• **JOB**:
Records follow. Pull out every line that contains "highlight".

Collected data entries
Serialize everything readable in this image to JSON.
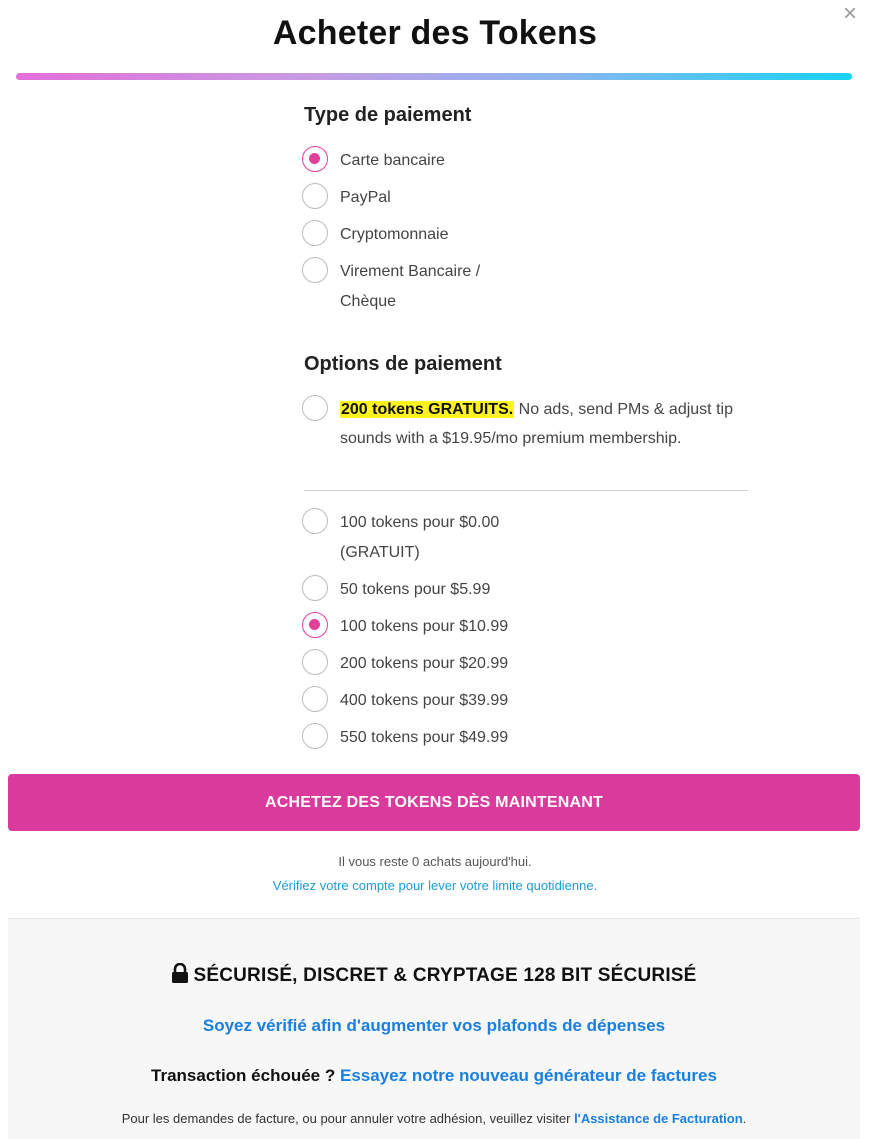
{
  "modal": {
    "title": "Acheter des Tokens",
    "close_glyph": "×"
  },
  "payment_type": {
    "title": "Type de paiement",
    "options": [
      {
        "label": "Carte bancaire",
        "checked": true
      },
      {
        "label": "PayPal",
        "checked": false
      },
      {
        "label": "Cryptomonnaie",
        "checked": false
      },
      {
        "label": "Virement Bancaire /",
        "label2": "Chèque",
        "checked": false
      }
    ]
  },
  "payment_options": {
    "title": "Options de paiement",
    "promo": {
      "highlight": "200 tokens GRATUITS.",
      "text": " No ads, send PMs & adjust tip sounds with a $19.95/mo premium membership."
    },
    "packages": [
      {
        "label": "100 tokens pour $0.00",
        "label2": "(GRATUIT)",
        "checked": false
      },
      {
        "label": "50 tokens pour $5.99",
        "checked": false
      },
      {
        "label": "100 tokens pour $10.99",
        "checked": true
      },
      {
        "label": "200 tokens pour $20.99",
        "checked": false
      },
      {
        "label": "400 tokens pour $39.99",
        "checked": false
      },
      {
        "label": "550 tokens pour $49.99",
        "checked": false
      }
    ]
  },
  "buy_button": "ACHETEZ DES TOKENS DÈS MAINTENANT",
  "remaining_text": "Il vous reste 0 achats aujourd'hui.",
  "verify_limit_link": "Vérifiez votre compte pour lever votre limite quotidienne.",
  "footer": {
    "secure_text": "SÉCURISÉ, DISCRET & CRYPTAGE 128 BIT SÉCURISÉ",
    "verify_spend_link": "Soyez vérifié afin d'augmenter vos plafonds de dépenses",
    "failed_text": "Transaction échouée ?",
    "invoice_link": "Essayez notre nouveau générateur de factures",
    "billing_text": "Pour les demandes de facture, ou pour annuler votre adhésion, veuillez visiter",
    "billing_link": "l'Assistance de Facturation",
    "billing_end": "."
  },
  "colors": {
    "accent": "#e0409a",
    "button": "#d93a9c",
    "link": "#1a7fe0",
    "highlight": "#fff51c"
  },
  "icons": [
    "close-icon",
    "lock-icon",
    "radio-icon"
  ]
}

• **OUTPUT OF THE TASK**:
      "highlight": "200 tokens GRATUITS.",
    "highlight": "#fff51c"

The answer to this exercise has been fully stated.